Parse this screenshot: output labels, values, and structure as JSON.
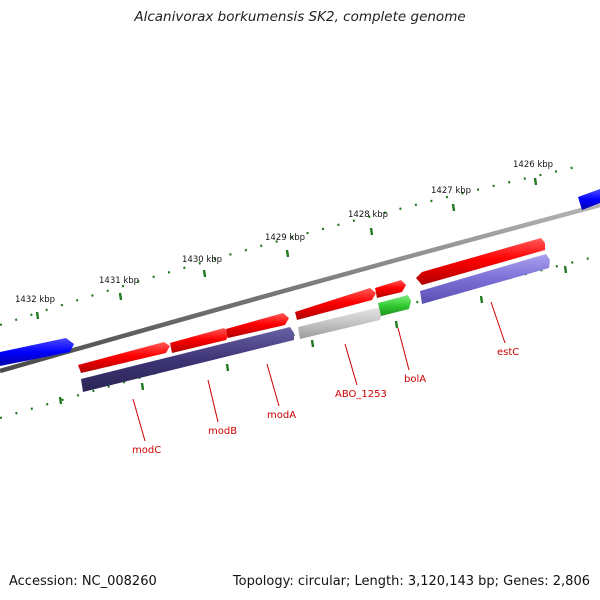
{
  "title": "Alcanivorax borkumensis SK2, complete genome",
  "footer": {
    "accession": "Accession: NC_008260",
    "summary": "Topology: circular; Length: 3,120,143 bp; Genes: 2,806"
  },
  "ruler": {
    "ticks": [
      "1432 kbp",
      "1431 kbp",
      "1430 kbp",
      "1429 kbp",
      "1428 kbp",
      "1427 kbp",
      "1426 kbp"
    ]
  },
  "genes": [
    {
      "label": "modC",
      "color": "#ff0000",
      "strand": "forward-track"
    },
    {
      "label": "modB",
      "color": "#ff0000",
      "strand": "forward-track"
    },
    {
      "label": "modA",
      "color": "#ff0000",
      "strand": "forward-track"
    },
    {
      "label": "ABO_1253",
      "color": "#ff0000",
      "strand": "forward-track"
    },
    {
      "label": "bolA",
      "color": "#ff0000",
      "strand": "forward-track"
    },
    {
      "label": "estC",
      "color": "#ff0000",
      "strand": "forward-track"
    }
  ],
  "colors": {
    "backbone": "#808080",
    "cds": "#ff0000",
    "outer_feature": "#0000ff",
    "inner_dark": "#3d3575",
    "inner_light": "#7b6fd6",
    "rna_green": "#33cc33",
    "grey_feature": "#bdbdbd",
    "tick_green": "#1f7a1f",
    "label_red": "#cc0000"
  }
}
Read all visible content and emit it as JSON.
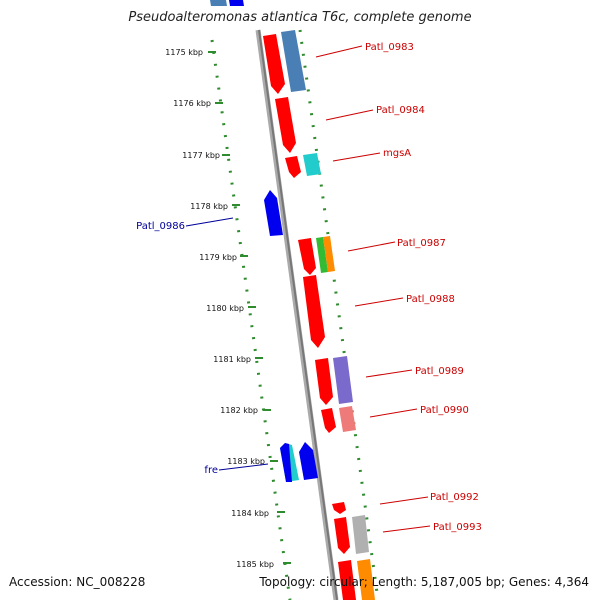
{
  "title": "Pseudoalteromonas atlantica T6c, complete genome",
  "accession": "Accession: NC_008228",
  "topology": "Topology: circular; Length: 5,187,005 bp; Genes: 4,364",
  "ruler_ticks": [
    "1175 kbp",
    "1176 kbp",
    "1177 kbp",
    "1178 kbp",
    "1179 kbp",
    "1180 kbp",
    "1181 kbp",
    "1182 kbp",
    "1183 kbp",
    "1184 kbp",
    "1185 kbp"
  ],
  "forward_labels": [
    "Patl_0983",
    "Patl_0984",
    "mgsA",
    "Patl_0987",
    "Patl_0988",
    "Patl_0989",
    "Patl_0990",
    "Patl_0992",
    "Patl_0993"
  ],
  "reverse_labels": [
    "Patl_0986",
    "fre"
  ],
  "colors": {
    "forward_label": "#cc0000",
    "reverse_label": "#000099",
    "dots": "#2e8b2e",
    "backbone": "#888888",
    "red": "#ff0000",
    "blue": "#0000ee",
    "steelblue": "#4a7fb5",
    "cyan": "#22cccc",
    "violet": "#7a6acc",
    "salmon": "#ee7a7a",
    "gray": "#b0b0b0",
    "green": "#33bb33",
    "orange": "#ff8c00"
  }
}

▬▬▬▬▬▬

Return the material exactly as given, apart from the pictures.

Parse this screenshot: output labels, values, and structure as JSON.
{
  "title": "Alcanivorax borkumensis SK2, complete genome",
  "footer": {
    "accession": "Accession: NC_008260",
    "summary": "Topology: circular; Length: 3,120,143 bp; Genes: 2,806"
  },
  "ruler": {
    "ticks": [
      "1432 kbp",
      "1431 kbp",
      "1430 kbp",
      "1429 kbp",
      "1428 kbp",
      "1427 kbp",
      "1426 kbp"
    ]
  },
  "genes": [
    {
      "label": "modC",
      "color": "#ff0000",
      "strand": "forward-track"
    },
    {
      "label": "modB",
      "color": "#ff0000",
      "strand": "forward-track"
    },
    {
      "label": "modA",
      "color": "#ff0000",
      "strand": "forward-track"
    },
    {
      "label": "ABO_1253",
      "color": "#ff0000",
      "strand": "forward-track"
    },
    {
      "label": "bolA",
      "color": "#ff0000",
      "strand": "forward-track"
    },
    {
      "label": "estC",
      "color": "#ff0000",
      "strand": "forward-track"
    }
  ],
  "colors": {
    "backbone": "#808080",
    "cds": "#ff0000",
    "outer_feature": "#0000ff",
    "inner_dark": "#3d3575",
    "inner_light": "#7b6fd6",
    "rna_green": "#33cc33",
    "grey_feature": "#bdbdbd",
    "tick_green": "#1f7a1f",
    "label_red": "#cc0000"
  }
}
Read all visible content and emit it as JSON.
{
  "title": "Pseudoalteromonas atlantica T6c, complete genome",
  "accession": "Accession: NC_008228",
  "topology": "Topology: circular; Length: 5,187,005 bp; Genes: 4,364",
  "ruler_ticks": [
    "1175 kbp",
    "1176 kbp",
    "1177 kbp",
    "1178 kbp",
    "1179 kbp",
    "1180 kbp",
    "1181 kbp",
    "1182 kbp",
    "1183 kbp",
    "1184 kbp",
    "1185 kbp"
  ],
  "forward_labels": [
    "Patl_0983",
    "Patl_0984",
    "mgsA",
    "Patl_0987",
    "Patl_0988",
    "Patl_0989",
    "Patl_0990",
    "Patl_0992",
    "Patl_0993"
  ],
  "reverse_labels": [
    "Patl_0986",
    "fre"
  ],
  "colors": {
    "forward_label": "#cc0000",
    "reverse_label": "#000099",
    "dots": "#2e8b2e",
    "backbone": "#888888",
    "red": "#ff0000",
    "blue": "#0000ee",
    "steelblue": "#4a7fb5",
    "cyan": "#22cccc",
    "violet": "#7a6acc",
    "salmon": "#ee7a7a",
    "gray": "#b0b0b0",
    "green": "#33bb33",
    "orange": "#ff8c00"
  }
}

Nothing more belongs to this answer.